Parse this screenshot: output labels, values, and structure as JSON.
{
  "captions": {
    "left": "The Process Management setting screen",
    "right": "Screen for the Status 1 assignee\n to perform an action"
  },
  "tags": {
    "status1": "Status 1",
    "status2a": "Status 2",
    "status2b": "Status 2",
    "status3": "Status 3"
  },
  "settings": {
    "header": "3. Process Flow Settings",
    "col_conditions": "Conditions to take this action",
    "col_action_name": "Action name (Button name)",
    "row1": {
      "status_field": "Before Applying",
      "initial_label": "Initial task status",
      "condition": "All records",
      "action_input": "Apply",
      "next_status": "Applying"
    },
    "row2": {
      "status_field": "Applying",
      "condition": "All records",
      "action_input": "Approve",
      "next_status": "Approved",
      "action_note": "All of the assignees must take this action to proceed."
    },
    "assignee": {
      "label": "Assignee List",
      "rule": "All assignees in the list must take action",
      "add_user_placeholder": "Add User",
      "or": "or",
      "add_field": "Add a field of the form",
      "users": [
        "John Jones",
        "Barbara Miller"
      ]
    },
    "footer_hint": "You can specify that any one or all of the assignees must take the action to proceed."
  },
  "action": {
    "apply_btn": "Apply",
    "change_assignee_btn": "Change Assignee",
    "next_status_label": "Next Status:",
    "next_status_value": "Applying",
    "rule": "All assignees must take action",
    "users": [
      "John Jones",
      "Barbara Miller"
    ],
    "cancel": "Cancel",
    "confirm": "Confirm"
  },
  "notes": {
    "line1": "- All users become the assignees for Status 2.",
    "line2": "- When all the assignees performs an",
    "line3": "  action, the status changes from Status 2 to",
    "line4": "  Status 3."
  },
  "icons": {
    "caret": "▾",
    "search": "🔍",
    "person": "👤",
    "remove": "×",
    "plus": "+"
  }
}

Goal of the exercise —
Find every line containing the word "users", then give the total and nothing more.

Response to the exercise —
3